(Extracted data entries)
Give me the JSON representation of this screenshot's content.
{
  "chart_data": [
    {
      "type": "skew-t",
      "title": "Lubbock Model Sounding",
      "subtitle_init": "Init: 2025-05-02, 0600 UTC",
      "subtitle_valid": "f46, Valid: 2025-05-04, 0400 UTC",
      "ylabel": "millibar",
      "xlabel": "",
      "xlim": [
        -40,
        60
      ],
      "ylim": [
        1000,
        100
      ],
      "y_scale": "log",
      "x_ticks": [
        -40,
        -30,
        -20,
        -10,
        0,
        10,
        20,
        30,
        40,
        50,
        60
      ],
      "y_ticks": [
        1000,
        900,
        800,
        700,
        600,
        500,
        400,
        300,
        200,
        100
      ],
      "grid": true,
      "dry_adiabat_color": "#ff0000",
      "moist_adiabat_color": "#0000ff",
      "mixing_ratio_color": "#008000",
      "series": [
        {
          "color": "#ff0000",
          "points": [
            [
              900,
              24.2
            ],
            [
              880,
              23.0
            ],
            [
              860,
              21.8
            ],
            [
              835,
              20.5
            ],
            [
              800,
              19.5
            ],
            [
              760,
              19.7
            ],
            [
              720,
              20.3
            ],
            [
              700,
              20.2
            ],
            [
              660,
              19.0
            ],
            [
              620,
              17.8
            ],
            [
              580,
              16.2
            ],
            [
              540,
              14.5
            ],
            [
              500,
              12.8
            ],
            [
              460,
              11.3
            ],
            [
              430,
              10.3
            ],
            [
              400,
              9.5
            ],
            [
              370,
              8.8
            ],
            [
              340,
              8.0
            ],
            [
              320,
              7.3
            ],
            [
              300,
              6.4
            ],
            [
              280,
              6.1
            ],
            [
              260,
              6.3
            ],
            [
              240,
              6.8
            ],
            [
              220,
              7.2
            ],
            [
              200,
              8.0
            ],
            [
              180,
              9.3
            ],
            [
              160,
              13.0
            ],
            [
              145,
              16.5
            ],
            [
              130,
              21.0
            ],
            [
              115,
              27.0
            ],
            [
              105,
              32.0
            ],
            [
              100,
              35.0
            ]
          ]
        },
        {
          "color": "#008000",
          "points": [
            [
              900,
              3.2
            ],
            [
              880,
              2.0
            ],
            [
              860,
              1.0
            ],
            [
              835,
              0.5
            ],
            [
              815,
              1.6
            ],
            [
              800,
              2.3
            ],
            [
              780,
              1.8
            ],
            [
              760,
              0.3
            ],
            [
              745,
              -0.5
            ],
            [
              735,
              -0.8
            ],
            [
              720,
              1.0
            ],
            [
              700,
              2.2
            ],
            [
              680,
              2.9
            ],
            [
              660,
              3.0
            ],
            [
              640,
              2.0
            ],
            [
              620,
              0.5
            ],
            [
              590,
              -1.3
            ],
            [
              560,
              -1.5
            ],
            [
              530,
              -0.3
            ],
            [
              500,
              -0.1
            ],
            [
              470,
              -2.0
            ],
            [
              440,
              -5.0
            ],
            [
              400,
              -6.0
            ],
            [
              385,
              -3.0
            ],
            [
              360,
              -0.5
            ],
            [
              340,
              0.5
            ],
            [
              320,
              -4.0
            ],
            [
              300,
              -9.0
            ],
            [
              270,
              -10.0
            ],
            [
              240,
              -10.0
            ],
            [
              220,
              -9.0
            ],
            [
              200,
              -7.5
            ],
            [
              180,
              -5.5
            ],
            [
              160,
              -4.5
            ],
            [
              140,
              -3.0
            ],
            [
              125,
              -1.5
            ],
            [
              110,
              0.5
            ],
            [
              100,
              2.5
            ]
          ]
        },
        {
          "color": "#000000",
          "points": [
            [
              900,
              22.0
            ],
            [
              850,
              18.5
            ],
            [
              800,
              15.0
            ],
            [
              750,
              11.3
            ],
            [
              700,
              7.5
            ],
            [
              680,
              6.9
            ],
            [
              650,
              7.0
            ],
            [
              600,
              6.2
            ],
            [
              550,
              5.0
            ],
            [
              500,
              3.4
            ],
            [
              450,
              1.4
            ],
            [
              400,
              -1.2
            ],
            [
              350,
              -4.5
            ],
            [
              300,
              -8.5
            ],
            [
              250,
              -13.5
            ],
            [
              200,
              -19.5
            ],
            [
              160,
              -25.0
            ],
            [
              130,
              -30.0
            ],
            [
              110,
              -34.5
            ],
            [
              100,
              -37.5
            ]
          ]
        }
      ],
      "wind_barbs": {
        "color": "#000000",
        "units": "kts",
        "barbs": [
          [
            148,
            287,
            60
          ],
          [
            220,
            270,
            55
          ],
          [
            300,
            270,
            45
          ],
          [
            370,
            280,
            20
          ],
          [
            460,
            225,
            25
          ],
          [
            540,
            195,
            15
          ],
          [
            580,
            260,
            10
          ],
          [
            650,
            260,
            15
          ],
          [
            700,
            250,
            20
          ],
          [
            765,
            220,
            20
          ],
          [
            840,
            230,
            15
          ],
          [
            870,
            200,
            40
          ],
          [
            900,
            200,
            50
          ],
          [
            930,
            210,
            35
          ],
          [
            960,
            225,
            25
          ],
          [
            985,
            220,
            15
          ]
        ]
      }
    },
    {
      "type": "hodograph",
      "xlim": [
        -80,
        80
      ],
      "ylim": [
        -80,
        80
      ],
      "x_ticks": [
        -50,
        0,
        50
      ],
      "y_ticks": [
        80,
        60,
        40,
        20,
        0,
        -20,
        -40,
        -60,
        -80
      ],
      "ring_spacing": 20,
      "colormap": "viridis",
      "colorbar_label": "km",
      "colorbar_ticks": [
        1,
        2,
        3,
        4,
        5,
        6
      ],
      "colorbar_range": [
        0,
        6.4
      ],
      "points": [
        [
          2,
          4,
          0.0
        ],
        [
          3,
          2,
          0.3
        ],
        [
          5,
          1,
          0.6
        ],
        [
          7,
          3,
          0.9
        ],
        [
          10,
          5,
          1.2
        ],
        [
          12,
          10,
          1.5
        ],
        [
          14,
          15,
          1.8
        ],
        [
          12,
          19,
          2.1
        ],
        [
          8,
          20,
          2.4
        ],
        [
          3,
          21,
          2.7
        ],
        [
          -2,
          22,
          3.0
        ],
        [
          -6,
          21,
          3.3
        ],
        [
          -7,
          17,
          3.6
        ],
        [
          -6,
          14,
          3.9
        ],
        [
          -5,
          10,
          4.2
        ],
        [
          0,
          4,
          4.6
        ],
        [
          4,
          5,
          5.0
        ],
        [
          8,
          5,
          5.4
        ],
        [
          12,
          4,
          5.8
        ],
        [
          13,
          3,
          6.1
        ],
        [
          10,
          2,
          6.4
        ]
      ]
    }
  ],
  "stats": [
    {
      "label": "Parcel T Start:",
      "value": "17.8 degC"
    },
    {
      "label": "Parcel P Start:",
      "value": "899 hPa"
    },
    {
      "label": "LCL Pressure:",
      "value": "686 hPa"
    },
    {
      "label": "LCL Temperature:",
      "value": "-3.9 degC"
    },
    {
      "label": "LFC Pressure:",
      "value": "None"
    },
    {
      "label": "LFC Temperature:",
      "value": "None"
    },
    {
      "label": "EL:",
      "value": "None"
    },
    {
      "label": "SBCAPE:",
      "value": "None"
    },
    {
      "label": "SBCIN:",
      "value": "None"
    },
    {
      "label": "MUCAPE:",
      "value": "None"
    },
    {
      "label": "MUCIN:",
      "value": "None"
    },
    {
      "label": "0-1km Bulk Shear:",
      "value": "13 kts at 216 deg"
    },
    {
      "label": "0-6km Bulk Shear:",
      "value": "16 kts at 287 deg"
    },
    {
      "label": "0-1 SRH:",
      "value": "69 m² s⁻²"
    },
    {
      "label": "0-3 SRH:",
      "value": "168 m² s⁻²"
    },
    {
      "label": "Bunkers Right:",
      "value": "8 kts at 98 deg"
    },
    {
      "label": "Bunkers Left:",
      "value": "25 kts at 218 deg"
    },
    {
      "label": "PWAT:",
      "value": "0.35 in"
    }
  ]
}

## WHAT IS NEEDED
Find the lines that include the string "Shear", then copy each of them.

## EXERCISE RESULT
      "label": "0-1km Bulk Shear:",
      "label": "0-6km Bulk Shear:",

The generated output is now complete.